Required work >>
Your result should be every line of the records below that contains the word "would".

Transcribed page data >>
-*-*-

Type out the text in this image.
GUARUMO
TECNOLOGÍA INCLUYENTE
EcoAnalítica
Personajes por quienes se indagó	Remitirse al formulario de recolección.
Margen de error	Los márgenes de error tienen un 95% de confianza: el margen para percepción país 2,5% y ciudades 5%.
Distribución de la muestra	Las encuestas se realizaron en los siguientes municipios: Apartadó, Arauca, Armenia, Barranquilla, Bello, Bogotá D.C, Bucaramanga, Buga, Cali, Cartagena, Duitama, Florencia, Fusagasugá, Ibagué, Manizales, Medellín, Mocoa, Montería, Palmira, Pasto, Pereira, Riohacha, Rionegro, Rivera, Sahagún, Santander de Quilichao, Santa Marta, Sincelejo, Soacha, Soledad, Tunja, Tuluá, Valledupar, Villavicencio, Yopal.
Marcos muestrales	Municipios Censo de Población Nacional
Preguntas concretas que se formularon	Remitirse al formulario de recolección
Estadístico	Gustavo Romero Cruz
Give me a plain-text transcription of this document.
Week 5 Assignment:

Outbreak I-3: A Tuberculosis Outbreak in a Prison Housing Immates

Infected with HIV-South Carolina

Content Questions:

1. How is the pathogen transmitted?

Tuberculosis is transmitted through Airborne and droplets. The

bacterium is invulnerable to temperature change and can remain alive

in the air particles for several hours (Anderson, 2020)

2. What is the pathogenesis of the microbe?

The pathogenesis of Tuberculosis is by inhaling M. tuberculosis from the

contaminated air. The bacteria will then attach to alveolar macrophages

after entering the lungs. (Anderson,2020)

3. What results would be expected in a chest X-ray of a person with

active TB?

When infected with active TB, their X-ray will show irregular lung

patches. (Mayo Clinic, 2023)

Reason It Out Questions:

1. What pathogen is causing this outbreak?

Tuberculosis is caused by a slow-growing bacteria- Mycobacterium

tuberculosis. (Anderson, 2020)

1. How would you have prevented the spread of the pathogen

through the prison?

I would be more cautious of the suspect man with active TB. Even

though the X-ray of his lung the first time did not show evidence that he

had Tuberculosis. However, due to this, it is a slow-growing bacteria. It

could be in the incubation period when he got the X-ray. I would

-*-*-

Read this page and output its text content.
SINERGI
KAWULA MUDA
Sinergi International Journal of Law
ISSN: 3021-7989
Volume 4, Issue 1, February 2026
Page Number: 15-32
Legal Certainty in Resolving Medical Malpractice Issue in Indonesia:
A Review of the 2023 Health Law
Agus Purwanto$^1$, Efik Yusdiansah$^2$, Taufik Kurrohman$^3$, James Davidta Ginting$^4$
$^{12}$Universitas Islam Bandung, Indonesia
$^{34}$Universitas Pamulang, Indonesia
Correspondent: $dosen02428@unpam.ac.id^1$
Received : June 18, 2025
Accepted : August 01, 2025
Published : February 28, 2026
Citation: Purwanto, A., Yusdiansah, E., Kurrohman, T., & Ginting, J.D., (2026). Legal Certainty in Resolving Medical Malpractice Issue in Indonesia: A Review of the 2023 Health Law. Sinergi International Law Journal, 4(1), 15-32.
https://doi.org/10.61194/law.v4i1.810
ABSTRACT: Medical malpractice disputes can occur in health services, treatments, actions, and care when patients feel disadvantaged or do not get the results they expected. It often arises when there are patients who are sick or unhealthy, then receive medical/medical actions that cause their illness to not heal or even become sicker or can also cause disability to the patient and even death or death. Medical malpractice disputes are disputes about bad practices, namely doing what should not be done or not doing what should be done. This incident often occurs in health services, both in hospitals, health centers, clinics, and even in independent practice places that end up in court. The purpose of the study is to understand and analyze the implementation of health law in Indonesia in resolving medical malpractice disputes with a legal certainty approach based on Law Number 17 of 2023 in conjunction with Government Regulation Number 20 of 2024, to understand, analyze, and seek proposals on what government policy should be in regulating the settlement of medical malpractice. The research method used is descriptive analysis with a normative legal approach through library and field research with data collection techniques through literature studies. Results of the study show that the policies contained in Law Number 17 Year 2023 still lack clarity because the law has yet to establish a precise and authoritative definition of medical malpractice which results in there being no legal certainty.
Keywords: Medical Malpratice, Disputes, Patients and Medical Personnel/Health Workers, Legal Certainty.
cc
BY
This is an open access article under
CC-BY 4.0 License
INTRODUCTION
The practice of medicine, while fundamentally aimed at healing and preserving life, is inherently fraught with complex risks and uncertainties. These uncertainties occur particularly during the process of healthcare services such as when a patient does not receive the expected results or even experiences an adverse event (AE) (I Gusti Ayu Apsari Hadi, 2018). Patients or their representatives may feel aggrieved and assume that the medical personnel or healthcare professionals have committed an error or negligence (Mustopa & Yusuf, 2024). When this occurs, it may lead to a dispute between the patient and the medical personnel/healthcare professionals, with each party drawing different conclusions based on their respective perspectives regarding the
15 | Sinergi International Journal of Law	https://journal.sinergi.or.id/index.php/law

-*-*-

Output for this exercise >>
3. What results would be expected in a chest X-ray of a person with
1. How would you have prevented the spread of the pathogen
I would be more cautious of the suspect man with active TB. Even
could be in the incubation period when he got the X-ray. I would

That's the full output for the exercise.